_Records contained in a dataset_

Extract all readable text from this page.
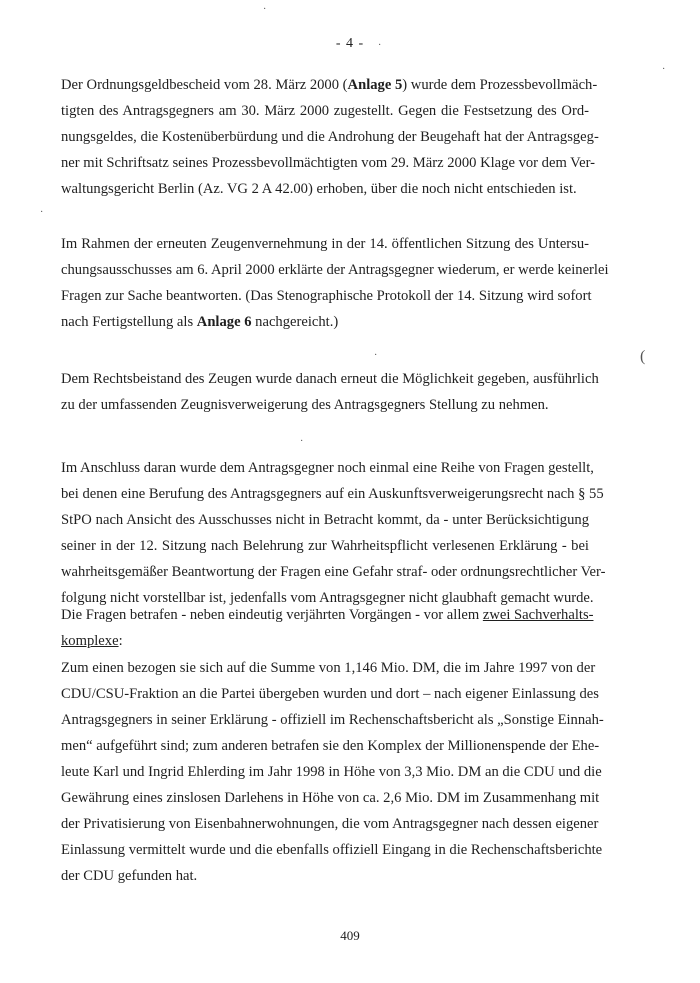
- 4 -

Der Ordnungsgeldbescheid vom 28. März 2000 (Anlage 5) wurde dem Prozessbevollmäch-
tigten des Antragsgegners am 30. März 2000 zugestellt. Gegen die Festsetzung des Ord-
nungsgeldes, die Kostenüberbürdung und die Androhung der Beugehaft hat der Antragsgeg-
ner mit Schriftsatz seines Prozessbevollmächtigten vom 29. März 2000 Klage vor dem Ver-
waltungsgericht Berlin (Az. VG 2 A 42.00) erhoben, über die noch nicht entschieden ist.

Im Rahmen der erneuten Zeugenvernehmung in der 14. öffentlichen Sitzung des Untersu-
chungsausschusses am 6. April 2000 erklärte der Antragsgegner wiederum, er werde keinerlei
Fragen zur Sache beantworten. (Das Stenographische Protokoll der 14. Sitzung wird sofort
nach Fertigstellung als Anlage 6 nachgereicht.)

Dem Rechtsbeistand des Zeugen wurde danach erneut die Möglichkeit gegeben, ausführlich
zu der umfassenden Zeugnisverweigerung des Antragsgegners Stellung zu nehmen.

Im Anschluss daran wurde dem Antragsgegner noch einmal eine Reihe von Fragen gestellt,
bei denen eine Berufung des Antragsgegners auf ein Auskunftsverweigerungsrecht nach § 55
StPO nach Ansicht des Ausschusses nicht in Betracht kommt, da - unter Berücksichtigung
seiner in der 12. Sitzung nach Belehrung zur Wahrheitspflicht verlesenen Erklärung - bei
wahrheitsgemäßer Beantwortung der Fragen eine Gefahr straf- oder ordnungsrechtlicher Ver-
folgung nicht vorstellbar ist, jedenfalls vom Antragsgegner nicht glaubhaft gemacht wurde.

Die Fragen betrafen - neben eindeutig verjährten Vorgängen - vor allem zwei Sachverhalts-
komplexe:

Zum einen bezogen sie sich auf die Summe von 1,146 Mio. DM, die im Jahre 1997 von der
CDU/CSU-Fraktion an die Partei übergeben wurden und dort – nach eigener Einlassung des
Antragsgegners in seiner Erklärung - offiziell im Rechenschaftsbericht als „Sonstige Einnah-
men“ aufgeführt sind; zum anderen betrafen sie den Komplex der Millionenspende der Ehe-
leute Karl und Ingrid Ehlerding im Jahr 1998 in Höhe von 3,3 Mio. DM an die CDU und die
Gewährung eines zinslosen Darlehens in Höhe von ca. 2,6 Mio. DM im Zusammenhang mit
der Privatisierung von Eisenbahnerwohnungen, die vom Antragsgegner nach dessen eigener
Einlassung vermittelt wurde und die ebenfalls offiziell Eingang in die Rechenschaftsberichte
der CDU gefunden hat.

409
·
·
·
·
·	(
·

_Your objective_
Give all the entries again exactly, dropping each picture.

_Result_
Extract all readable text from this page.
- 4 -

Der Ordnungsgeldbescheid vom 28. März 2000 (Anlage 5) wurde dem Prozessbevollmäch-
tigten des Antragsgegners am 30. März 2000 zugestellt. Gegen die Festsetzung des Ord-
nungsgeldes, die Kostenüberbürdung und die Androhung der Beugehaft hat der Antragsgeg-
ner mit Schriftsatz seines Prozessbevollmächtigten vom 29. März 2000 Klage vor dem Ver-
waltungsgericht Berlin (Az. VG 2 A 42.00) erhoben, über die noch nicht entschieden ist.

Im Rahmen der erneuten Zeugenvernehmung in der 14. öffentlichen Sitzung des Untersu-
chungsausschusses am 6. April 2000 erklärte der Antragsgegner wiederum, er werde keinerlei
Fragen zur Sache beantworten. (Das Stenographische Protokoll der 14. Sitzung wird sofort
nach Fertigstellung als Anlage 6 nachgereicht.)

Dem Rechtsbeistand des Zeugen wurde danach erneut die Möglichkeit gegeben, ausführlich
zu der umfassenden Zeugnisverweigerung des Antragsgegners Stellung zu nehmen.

Im Anschluss daran wurde dem Antragsgegner noch einmal eine Reihe von Fragen gestellt,
bei denen eine Berufung des Antragsgegners auf ein Auskunftsverweigerungsrecht nach § 55
StPO nach Ansicht des Ausschusses nicht in Betracht kommt, da - unter Berücksichtigung
seiner in der 12. Sitzung nach Belehrung zur Wahrheitspflicht verlesenen Erklärung - bei
wahrheitsgemäßer Beantwortung der Fragen eine Gefahr straf- oder ordnungsrechtlicher Ver-
folgung nicht vorstellbar ist, jedenfalls vom Antragsgegner nicht glaubhaft gemacht wurde.

Die Fragen betrafen - neben eindeutig verjährten Vorgängen - vor allem zwei Sachverhalts-
komplexe:

Zum einen bezogen sie sich auf die Summe von 1,146 Mio. DM, die im Jahre 1997 von der
CDU/CSU-Fraktion an die Partei übergeben wurden und dort – nach eigener Einlassung des
Antragsgegners in seiner Erklärung - offiziell im Rechenschaftsbericht als „Sonstige Einnah-
men“ aufgeführt sind; zum anderen betrafen sie den Komplex der Millionenspende der Ehe-
leute Karl und Ingrid Ehlerding im Jahr 1998 in Höhe von 3,3 Mio. DM an die CDU und die
Gewährung eines zinslosen Darlehens in Höhe von ca. 2,6 Mio. DM im Zusammenhang mit
der Privatisierung von Eisenbahnerwohnungen, die vom Antragsgegner nach dessen eigener
Einlassung vermittelt wurde und die ebenfalls offiziell Eingang in die Rechenschaftsberichte
der CDU gefunden hat.

409
·
·
·
·
·	(
·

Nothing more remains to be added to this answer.